◆ **What is required**
Go through the material below and report how many lines contain "this". Give only the number.

*****

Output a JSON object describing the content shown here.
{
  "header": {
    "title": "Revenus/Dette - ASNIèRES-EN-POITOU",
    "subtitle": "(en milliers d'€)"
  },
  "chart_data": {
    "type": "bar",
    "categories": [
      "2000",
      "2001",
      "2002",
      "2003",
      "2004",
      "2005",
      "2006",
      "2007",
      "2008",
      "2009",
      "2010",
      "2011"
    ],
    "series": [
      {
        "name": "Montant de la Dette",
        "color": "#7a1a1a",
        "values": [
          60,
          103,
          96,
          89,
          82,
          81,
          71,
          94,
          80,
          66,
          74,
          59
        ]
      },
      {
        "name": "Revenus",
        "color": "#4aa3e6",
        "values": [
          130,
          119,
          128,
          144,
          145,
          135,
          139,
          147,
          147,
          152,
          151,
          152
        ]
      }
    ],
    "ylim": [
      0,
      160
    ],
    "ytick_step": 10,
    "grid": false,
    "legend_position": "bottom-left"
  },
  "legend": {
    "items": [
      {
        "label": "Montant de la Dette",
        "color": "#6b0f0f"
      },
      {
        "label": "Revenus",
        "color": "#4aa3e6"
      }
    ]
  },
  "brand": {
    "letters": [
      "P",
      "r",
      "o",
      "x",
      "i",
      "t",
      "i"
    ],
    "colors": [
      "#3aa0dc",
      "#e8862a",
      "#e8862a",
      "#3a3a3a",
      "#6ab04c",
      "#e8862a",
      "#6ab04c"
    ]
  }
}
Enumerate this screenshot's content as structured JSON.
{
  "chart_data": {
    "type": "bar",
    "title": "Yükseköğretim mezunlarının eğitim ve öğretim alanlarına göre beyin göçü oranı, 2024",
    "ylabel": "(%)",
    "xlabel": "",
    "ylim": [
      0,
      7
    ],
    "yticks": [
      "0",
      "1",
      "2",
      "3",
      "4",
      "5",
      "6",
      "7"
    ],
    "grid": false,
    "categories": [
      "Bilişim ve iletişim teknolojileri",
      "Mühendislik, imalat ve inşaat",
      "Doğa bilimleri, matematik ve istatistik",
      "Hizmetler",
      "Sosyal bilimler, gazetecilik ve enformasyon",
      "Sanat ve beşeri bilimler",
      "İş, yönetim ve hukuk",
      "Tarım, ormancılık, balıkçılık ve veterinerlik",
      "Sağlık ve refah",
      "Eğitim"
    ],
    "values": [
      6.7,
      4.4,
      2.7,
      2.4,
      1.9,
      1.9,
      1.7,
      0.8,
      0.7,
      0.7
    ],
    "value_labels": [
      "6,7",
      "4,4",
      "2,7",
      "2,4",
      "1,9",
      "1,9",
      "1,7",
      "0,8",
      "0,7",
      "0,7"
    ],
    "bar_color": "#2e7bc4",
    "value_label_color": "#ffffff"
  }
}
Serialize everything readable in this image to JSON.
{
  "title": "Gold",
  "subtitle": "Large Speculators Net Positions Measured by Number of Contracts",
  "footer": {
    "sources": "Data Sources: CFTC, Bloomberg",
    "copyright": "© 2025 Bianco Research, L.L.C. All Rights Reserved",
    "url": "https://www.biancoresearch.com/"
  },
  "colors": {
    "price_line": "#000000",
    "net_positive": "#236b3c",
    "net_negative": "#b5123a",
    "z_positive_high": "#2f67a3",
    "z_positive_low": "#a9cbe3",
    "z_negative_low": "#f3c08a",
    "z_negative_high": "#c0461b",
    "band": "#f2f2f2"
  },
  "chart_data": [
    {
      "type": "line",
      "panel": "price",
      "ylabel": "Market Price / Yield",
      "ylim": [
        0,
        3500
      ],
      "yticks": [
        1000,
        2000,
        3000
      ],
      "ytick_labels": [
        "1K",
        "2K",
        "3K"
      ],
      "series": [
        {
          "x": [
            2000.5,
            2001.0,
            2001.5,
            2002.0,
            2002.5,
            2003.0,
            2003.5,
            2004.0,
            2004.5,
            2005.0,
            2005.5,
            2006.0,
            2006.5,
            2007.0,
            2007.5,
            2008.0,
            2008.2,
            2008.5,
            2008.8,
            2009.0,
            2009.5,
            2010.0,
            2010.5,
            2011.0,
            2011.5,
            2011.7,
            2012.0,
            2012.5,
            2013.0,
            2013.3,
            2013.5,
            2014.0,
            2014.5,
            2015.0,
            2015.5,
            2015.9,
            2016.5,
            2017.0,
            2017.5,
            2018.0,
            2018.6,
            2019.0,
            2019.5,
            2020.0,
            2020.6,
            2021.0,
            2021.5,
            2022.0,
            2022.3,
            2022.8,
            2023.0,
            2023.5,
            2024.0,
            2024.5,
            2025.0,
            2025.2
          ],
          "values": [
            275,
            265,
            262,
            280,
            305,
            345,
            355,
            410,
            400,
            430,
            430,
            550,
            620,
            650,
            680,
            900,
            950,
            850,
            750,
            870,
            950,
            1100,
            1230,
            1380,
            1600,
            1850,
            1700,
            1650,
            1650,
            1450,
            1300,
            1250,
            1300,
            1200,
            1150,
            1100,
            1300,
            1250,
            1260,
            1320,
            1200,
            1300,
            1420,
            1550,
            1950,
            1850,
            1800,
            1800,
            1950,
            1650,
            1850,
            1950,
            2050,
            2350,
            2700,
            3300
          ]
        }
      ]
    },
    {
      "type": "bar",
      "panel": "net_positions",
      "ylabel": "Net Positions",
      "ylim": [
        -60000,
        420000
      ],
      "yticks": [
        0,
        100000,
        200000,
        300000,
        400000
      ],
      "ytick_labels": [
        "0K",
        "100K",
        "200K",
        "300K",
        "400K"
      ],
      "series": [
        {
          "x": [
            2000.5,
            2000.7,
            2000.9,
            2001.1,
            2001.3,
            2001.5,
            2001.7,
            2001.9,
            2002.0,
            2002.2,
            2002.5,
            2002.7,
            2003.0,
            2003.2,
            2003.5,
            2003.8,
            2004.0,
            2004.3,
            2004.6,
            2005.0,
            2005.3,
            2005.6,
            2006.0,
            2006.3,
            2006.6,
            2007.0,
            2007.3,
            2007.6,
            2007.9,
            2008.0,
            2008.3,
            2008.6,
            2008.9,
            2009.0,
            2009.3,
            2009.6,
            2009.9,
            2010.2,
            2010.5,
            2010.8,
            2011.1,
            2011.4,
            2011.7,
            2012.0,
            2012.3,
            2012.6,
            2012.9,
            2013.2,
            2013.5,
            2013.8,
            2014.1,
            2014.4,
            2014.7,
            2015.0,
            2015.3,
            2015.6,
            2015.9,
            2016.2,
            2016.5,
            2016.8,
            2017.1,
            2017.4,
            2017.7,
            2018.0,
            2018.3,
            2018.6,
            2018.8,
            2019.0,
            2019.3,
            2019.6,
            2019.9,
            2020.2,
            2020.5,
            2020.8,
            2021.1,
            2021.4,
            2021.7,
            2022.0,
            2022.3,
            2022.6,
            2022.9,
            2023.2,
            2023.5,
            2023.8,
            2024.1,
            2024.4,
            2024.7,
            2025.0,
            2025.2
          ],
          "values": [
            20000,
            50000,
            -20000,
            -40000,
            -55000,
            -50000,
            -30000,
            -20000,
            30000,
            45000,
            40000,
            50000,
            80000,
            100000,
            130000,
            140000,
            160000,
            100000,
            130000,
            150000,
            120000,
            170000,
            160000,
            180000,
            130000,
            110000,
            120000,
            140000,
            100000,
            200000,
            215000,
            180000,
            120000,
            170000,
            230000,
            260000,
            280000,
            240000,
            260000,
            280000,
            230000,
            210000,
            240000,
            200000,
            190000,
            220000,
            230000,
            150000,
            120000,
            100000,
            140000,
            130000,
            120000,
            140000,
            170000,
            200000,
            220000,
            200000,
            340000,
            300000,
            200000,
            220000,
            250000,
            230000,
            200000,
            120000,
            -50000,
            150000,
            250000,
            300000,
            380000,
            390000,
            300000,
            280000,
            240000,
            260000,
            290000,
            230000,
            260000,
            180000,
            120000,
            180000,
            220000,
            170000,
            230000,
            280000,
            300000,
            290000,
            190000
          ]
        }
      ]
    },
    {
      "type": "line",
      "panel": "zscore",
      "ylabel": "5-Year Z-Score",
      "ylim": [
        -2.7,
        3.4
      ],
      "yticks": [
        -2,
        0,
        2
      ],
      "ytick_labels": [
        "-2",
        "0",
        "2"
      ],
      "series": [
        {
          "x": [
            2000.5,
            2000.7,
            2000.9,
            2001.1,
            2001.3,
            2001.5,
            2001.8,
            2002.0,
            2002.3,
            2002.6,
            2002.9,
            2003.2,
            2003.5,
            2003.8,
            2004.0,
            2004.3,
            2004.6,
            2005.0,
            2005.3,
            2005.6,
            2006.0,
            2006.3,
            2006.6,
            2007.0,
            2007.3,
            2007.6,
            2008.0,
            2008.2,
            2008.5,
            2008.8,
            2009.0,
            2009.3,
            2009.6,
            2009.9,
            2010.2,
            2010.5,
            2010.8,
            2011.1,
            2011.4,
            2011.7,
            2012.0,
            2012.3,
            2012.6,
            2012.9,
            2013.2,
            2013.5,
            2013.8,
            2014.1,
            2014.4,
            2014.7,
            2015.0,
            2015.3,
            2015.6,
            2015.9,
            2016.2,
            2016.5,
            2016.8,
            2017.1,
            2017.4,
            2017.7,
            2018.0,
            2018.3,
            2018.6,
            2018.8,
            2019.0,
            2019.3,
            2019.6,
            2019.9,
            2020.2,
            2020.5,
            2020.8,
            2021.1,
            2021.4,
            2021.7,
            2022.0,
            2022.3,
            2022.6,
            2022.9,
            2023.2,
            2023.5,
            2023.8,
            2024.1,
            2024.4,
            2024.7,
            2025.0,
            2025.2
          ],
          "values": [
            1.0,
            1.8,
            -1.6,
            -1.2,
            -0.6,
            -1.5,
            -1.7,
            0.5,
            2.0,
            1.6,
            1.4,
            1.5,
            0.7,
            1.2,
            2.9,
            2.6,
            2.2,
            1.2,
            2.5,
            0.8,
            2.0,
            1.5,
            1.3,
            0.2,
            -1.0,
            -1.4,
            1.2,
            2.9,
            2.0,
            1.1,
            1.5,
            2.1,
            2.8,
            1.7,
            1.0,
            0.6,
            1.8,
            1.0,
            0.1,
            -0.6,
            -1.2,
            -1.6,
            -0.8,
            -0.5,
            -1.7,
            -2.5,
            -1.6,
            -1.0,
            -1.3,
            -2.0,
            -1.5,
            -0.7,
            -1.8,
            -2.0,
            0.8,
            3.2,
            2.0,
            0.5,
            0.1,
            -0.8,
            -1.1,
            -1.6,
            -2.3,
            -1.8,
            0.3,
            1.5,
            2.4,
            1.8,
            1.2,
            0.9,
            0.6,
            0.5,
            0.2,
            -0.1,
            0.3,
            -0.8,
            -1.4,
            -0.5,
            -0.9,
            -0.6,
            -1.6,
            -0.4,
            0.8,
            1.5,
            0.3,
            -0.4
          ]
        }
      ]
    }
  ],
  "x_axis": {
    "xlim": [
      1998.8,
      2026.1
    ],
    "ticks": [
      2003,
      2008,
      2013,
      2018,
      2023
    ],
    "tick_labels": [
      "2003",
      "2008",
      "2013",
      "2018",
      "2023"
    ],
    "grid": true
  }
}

*****

◆ **Task answer**
2